Activity:
Copy out the entries that follow. Leave none out.

------------------------------------------------

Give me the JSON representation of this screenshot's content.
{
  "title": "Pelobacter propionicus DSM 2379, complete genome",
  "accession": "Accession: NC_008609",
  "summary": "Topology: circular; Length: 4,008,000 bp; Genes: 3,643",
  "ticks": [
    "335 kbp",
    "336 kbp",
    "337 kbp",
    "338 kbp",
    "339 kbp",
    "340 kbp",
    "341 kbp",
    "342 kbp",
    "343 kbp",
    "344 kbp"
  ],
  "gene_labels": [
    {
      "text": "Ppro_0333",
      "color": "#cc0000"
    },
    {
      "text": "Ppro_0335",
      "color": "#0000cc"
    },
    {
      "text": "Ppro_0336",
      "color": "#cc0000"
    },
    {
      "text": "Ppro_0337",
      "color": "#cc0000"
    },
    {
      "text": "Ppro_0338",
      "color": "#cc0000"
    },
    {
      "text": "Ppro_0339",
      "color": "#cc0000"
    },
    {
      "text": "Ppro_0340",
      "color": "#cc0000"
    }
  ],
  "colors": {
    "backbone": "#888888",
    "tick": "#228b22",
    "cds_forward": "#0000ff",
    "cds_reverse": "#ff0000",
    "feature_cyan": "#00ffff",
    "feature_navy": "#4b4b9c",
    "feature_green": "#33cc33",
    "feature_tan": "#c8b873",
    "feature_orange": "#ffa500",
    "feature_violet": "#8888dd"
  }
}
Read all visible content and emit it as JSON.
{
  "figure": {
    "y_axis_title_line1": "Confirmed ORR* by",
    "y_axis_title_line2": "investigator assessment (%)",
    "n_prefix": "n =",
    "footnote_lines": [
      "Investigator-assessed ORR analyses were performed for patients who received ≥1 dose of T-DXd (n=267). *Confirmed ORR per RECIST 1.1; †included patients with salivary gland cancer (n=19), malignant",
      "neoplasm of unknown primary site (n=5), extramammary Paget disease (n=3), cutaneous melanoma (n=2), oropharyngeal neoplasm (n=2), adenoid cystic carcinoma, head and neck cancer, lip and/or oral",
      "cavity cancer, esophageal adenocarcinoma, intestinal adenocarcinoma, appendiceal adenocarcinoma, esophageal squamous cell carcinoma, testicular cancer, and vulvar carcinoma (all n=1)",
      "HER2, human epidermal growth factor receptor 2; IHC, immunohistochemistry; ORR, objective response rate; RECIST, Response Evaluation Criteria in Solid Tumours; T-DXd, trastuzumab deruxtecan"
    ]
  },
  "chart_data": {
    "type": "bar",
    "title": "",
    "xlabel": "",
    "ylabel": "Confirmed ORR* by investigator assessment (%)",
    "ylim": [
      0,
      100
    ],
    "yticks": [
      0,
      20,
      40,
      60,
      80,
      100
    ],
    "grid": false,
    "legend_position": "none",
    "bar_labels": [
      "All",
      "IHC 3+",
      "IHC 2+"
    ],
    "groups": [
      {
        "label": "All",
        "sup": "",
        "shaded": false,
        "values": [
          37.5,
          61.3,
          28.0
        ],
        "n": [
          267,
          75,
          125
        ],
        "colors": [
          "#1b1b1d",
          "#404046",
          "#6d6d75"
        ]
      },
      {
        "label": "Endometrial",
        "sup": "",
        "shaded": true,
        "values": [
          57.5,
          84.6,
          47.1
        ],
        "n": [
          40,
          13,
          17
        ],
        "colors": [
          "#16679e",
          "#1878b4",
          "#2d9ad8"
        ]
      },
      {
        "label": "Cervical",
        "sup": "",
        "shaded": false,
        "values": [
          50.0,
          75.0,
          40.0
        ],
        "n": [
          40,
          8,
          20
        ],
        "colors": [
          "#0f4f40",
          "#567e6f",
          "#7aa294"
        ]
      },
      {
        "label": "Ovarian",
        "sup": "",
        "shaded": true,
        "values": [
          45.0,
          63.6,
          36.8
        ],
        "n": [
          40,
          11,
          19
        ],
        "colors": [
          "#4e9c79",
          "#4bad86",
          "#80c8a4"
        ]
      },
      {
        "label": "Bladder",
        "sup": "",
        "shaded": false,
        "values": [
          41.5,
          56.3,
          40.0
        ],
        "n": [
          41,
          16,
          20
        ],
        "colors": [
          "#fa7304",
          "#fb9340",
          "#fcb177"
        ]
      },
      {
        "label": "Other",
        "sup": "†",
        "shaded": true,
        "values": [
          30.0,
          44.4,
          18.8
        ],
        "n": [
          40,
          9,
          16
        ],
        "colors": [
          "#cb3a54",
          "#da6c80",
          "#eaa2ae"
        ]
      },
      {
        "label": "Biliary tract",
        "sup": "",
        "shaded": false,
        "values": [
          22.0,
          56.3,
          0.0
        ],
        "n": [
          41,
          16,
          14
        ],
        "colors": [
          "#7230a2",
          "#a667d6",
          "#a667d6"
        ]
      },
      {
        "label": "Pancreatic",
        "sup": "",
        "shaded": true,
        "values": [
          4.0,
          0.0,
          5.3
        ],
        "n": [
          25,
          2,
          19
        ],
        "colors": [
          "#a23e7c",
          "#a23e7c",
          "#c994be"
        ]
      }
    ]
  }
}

------------------------------------------------

Exercise answer:
Give me the JSON representation of this screenshot's content.
{
  "title": "Pelobacter propionicus DSM 2379, complete genome",
  "accession": "Accession: NC_008609",
  "summary": "Topology: circular; Length: 4,008,000 bp; Genes: 3,643",
  "ticks": [
    "335 kbp",
    "336 kbp",
    "337 kbp",
    "338 kbp",
    "339 kbp",
    "340 kbp",
    "341 kbp",
    "342 kbp",
    "343 kbp",
    "344 kbp"
  ],
  "gene_labels": [
    {
      "text": "Ppro_0333",
      "color": "#cc0000"
    },
    {
      "text": "Ppro_0335",
      "color": "#0000cc"
    },
    {
      "text": "Ppro_0336",
      "color": "#cc0000"
    },
    {
      "text": "Ppro_0337",
      "color": "#cc0000"
    },
    {
      "text": "Ppro_0338",
      "color": "#cc0000"
    },
    {
      "text": "Ppro_0339",
      "color": "#cc0000"
    },
    {
      "text": "Ppro_0340",
      "color": "#cc0000"
    }
  ],
  "colors": {
    "backbone": "#888888",
    "tick": "#228b22",
    "cds_forward": "#0000ff",
    "cds_reverse": "#ff0000",
    "feature_cyan": "#00ffff",
    "feature_navy": "#4b4b9c",
    "feature_green": "#33cc33",
    "feature_tan": "#c8b873",
    "feature_orange": "#ffa500",
    "feature_violet": "#8888dd"
  }
}
Read all visible content and emit it as JSON.
{
  "figure": {
    "y_axis_title_line1": "Confirmed ORR* by",
    "y_axis_title_line2": "investigator assessment (%)",
    "n_prefix": "n =",
    "footnote_lines": [
      "Investigator-assessed ORR analyses were performed for patients who received ≥1 dose of T-DXd (n=267). *Confirmed ORR per RECIST 1.1; †included patients with salivary gland cancer (n=19), malignant",
      "neoplasm of unknown primary site (n=5), extramammary Paget disease (n=3), cutaneous melanoma (n=2), oropharyngeal neoplasm (n=2), adenoid cystic carcinoma, head and neck cancer, lip and/or oral",
      "cavity cancer, esophageal adenocarcinoma, intestinal adenocarcinoma, appendiceal adenocarcinoma, esophageal squamous cell carcinoma, testicular cancer, and vulvar carcinoma (all n=1)",
      "HER2, human epidermal growth factor receptor 2; IHC, immunohistochemistry; ORR, objective response rate; RECIST, Response Evaluation Criteria in Solid Tumours; T-DXd, trastuzumab deruxtecan"
    ]
  },
  "chart_data": {
    "type": "bar",
    "title": "",
    "xlabel": "",
    "ylabel": "Confirmed ORR* by investigator assessment (%)",
    "ylim": [
      0,
      100
    ],
    "yticks": [
      0,
      20,
      40,
      60,
      80,
      100
    ],
    "grid": false,
    "legend_position": "none",
    "bar_labels": [
      "All",
      "IHC 3+",
      "IHC 2+"
    ],
    "groups": [
      {
        "label": "All",
        "sup": "",
        "shaded": false,
        "values": [
          37.5,
          61.3,
          28.0
        ],
        "n": [
          267,
          75,
          125
        ],
        "colors": [
          "#1b1b1d",
          "#404046",
          "#6d6d75"
        ]
      },
      {
        "label": "Endometrial",
        "sup": "",
        "shaded": true,
        "values": [
          57.5,
          84.6,
          47.1
        ],
        "n": [
          40,
          13,
          17
        ],
        "colors": [
          "#16679e",
          "#1878b4",
          "#2d9ad8"
        ]
      },
      {
        "label": "Cervical",
        "sup": "",
        "shaded": false,
        "values": [
          50.0,
          75.0,
          40.0
        ],
        "n": [
          40,
          8,
          20
        ],
        "colors": [
          "#0f4f40",
          "#567e6f",
          "#7aa294"
        ]
      },
      {
        "label": "Ovarian",
        "sup": "",
        "shaded": true,
        "values": [
          45.0,
          63.6,
          36.8
        ],
        "n": [
          40,
          11,
          19
        ],
        "colors": [
          "#4e9c79",
          "#4bad86",
          "#80c8a4"
        ]
      },
      {
        "label": "Bladder",
        "sup": "",
        "shaded": false,
        "values": [
          41.5,
          56.3,
          40.0
        ],
        "n": [
          41,
          16,
          20
        ],
        "colors": [
          "#fa7304",
          "#fb9340",
          "#fcb177"
        ]
      },
      {
        "label": "Other",
        "sup": "†",
        "shaded": true,
        "values": [
          30.0,
          44.4,
          18.8
        ],
        "n": [
          40,
          9,
          16
        ],
        "colors": [
          "#cb3a54",
          "#da6c80",
          "#eaa2ae"
        ]
      },
      {
        "label": "Biliary tract",
        "sup": "",
        "shaded": false,
        "values": [
          22.0,
          56.3,
          0.0
        ],
        "n": [
          41,
          16,
          14
        ],
        "colors": [
          "#7230a2",
          "#a667d6",
          "#a667d6"
        ]
      },
      {
        "label": "Pancreatic",
        "sup": "",
        "shaded": true,
        "values": [
          4.0,
          0.0,
          5.3
        ],
        "n": [
          25,
          2,
          19
        ],
        "colors": [
          "#a23e7c",
          "#a23e7c",
          "#c994be"
        ]
      }
    ]
  }
}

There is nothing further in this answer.